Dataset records
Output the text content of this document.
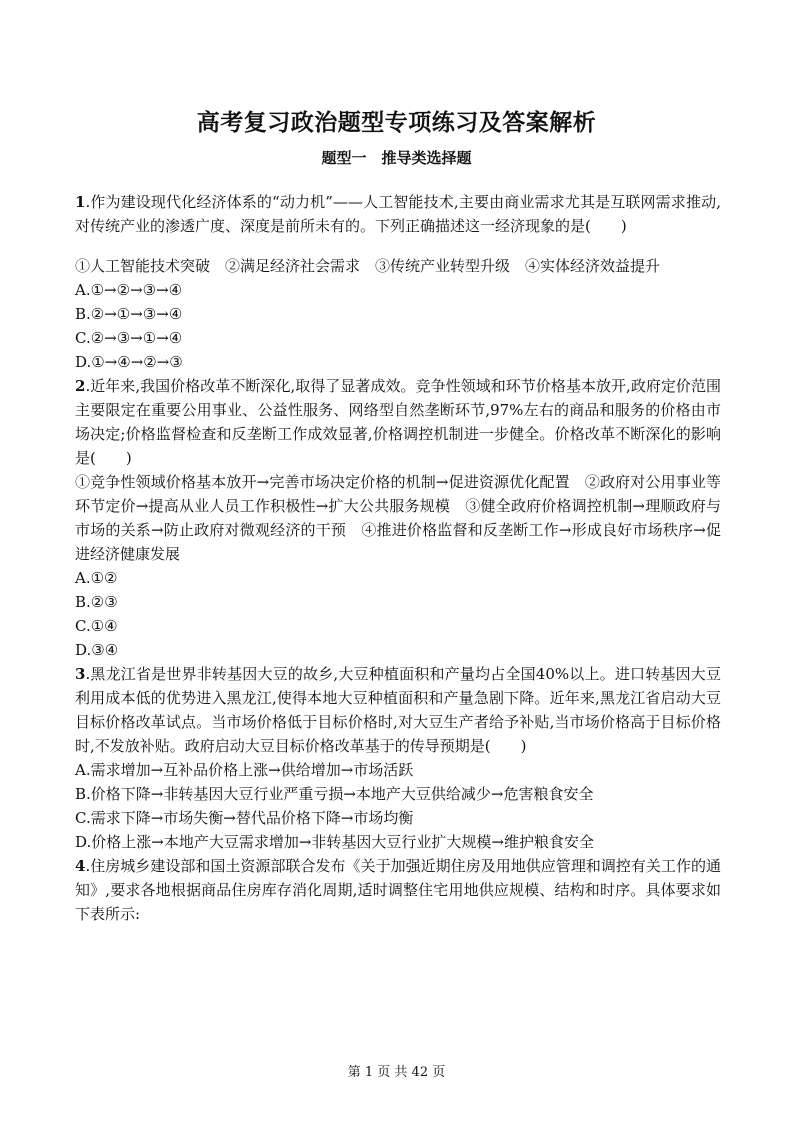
高考复习政治题型专项练习及答案解析
题型一　推导类选择题

1.作为建设现代化经济体系的“动力机”——人工智能技术,主要由商业需求尤其是互联网需求推动,对传统产业的渗透广度、深度是前所未有的。下列正确描述这一经济现象的是(　　)

①人工智能技术突破　②满足经济社会需求　③传统产业转型升级　④实体经济效益提升

A.①→②→③→④

B.②→①→③→④

C.②→③→①→④

D.①→④→②→③

2.近年来,我国价格改革不断深化,取得了显著成效。竞争性领域和环节价格基本放开,政府定价范围主要限定在重要公用事业、公益性服务、网络型自然垄断环节,97%左右的商品和服务的价格由市场决定;价格监督检查和反垄断工作成效显著,价格调控机制进一步健全。价格改革不断深化的影响是(　　)

①竞争性领域价格基本放开→完善市场决定价格的机制→促进资源优化配置　②政府对公用事业等环节定价→提高从业人员工作积极性→扩大公共服务规模　③健全政府价格调控机制→理顺政府与市场的关系→防止政府对微观经济的干预　④推进价格监督和反垄断工作→形成良好市场秩序→促进经济健康发展

A.①②

B.②③

C.①④

D.③④

3.黑龙江省是世界非转基因大豆的故乡,大豆种植面积和产量均占全国40%以上。进口转基因大豆利用成本低的优势进入黑龙江,使得本地大豆种植面积和产量急剧下降。近年来,黑龙江省启动大豆目标价格改革试点。当市场价格低于目标价格时,对大豆生产者给予补贴,当市场价格高于目标价格时,不发放补贴。政府启动大豆目标价格改革基于的传导预期是(　　)

A.需求增加→互补品价格上涨→供给增加→市场活跃

B.价格下降→非转基因大豆行业严重亏损→本地产大豆供给减少→危害粮食安全

C.需求下降→市场失衡→替代品价格下降→市场均衡

D.价格上涨→本地产大豆需求增加→非转基因大豆行业扩大规模→维护粮食安全

4.住房城乡建设部和国土资源部联合发布《关于加强近期住房及用地供应管理和调控有关工作的通知》,要求各地根据商品住房库存消化周期,适时调整住宅用地供应规模、结构和时序。具体要求如下表所示:

第 1 页 共 42 页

TASK DESCRIPTION: Each line in the records above should be reproduced exactly; images are not copied.

WORKED ANSWER:
Output the text content of this document.
高考复习政治题型专项练习及答案解析
题型一　推导类选择题

1.作为建设现代化经济体系的“动力机”——人工智能技术,主要由商业需求尤其是互联网需求推动,对传统产业的渗透广度、深度是前所未有的。下列正确描述这一经济现象的是(　　)

①人工智能技术突破　②满足经济社会需求　③传统产业转型升级　④实体经济效益提升

A.①→②→③→④

B.②→①→③→④

C.②→③→①→④

D.①→④→②→③

2.近年来,我国价格改革不断深化,取得了显著成效。竞争性领域和环节价格基本放开,政府定价范围主要限定在重要公用事业、公益性服务、网络型自然垄断环节,97%左右的商品和服务的价格由市场决定;价格监督检查和反垄断工作成效显著,价格调控机制进一步健全。价格改革不断深化的影响是(　　)

①竞争性领域价格基本放开→完善市场决定价格的机制→促进资源优化配置　②政府对公用事业等环节定价→提高从业人员工作积极性→扩大公共服务规模　③健全政府价格调控机制→理顺政府与市场的关系→防止政府对微观经济的干预　④推进价格监督和反垄断工作→形成良好市场秩序→促进经济健康发展

A.①②

B.②③

C.①④

D.③④

3.黑龙江省是世界非转基因大豆的故乡,大豆种植面积和产量均占全国40%以上。进口转基因大豆利用成本低的优势进入黑龙江,使得本地大豆种植面积和产量急剧下降。近年来,黑龙江省启动大豆目标价格改革试点。当市场价格低于目标价格时,对大豆生产者给予补贴,当市场价格高于目标价格时,不发放补贴。政府启动大豆目标价格改革基于的传导预期是(　　)

A.需求增加→互补品价格上涨→供给增加→市场活跃

B.价格下降→非转基因大豆行业严重亏损→本地产大豆供给减少→危害粮食安全

C.需求下降→市场失衡→替代品价格下降→市场均衡

D.价格上涨→本地产大豆需求增加→非转基因大豆行业扩大规模→维护粮食安全

4.住房城乡建设部和国土资源部联合发布《关于加强近期住房及用地供应管理和调控有关工作的通知》,要求各地根据商品住房库存消化周期,适时调整住宅用地供应规模、结构和时序。具体要求如下表所示:

第 1 页 共 42 页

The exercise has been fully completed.